[STORED RECORDS]:
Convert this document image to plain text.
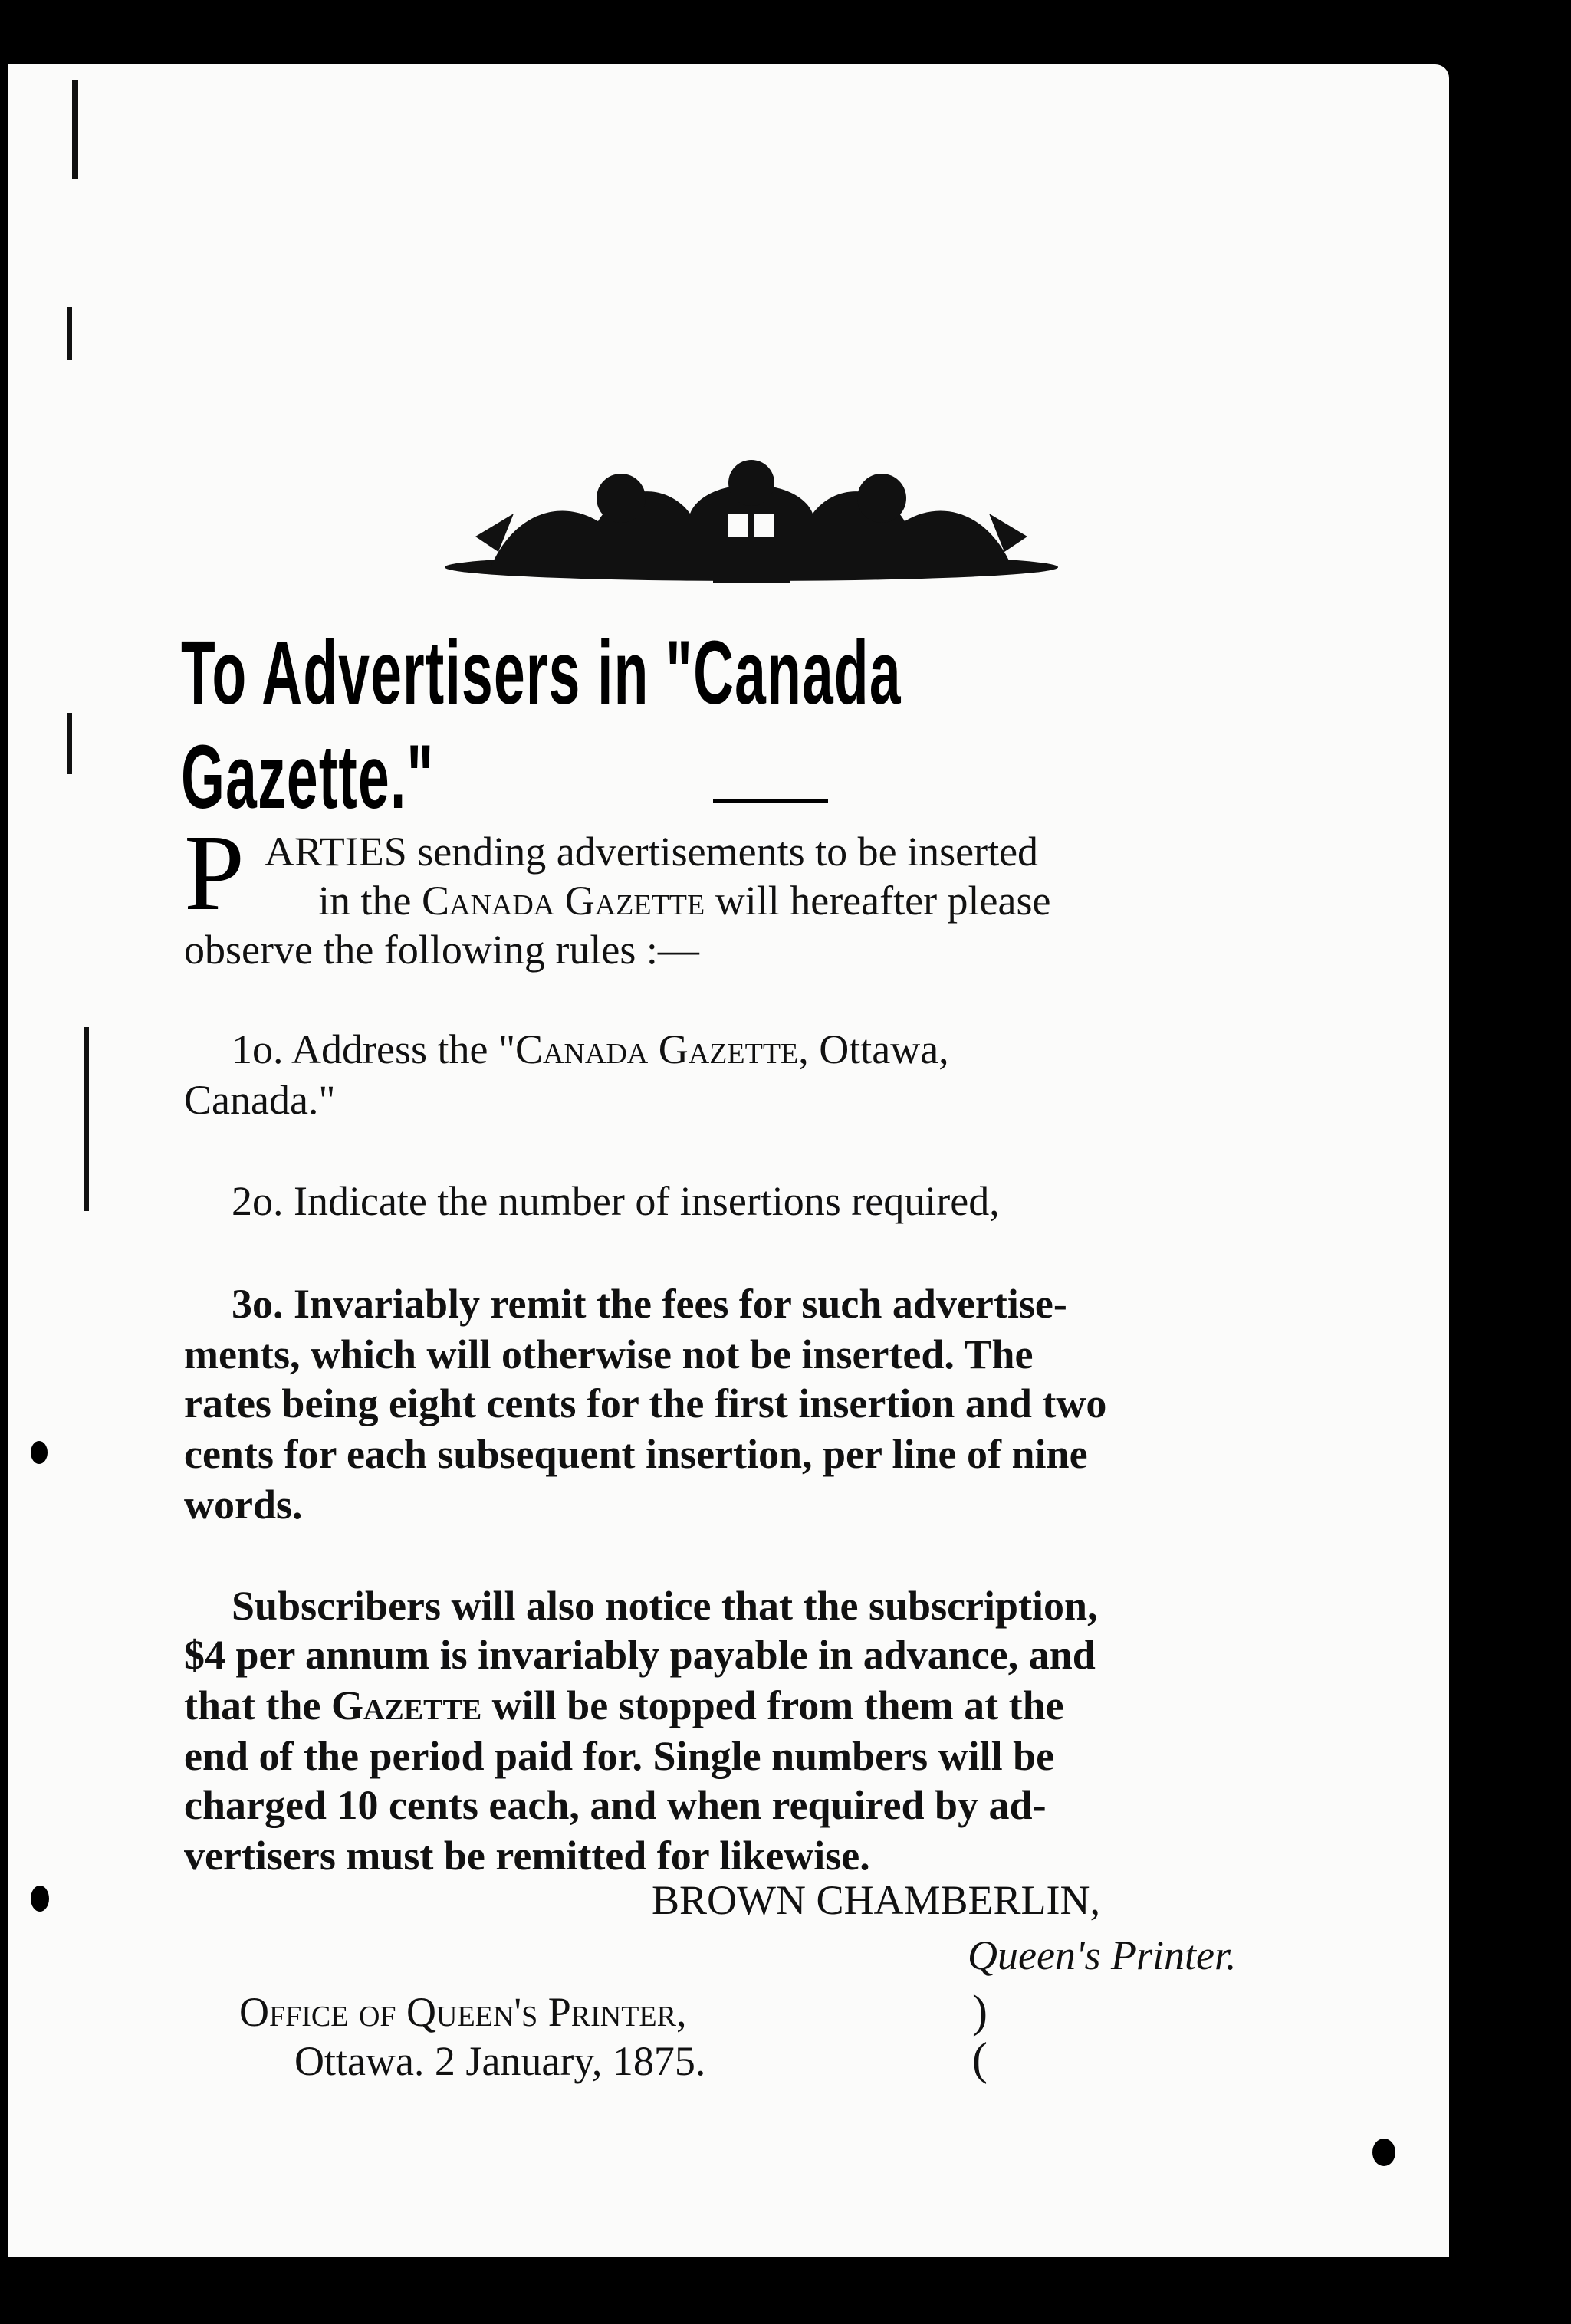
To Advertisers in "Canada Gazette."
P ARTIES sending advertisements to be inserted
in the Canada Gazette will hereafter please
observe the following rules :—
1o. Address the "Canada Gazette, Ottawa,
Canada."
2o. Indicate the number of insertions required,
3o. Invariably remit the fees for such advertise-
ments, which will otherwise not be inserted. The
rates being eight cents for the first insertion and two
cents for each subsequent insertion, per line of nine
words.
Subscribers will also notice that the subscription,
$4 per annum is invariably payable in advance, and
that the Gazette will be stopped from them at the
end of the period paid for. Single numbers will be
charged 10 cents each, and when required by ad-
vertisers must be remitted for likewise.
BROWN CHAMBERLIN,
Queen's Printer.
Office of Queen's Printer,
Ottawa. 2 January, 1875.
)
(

[WHAT THE TASK ASKS]: An exact transcription of all the entries is required, without the pictures.

[COMPLETE RESPONSE]:
Convert this document image to plain text.
To Advertisers in "Canada Gazette."
P ARTIES sending advertisements to be inserted
in the Canada Gazette will hereafter please
observe the following rules :—
1o. Address the "Canada Gazette, Ottawa,
Canada."
2o. Indicate the number of insertions required,
3o. Invariably remit the fees for such advertise-
ments, which will otherwise not be inserted. The
rates being eight cents for the first insertion and two
cents for each subsequent insertion, per line of nine
words.
Subscribers will also notice that the subscription,
$4 per annum is invariably payable in advance, and
that the Gazette will be stopped from them at the
end of the period paid for. Single numbers will be
charged 10 cents each, and when required by ad-
vertisers must be remitted for likewise.
BROWN CHAMBERLIN,
Queen's Printer.
Office of Queen's Printer,
Ottawa. 2 January, 1875.
)
(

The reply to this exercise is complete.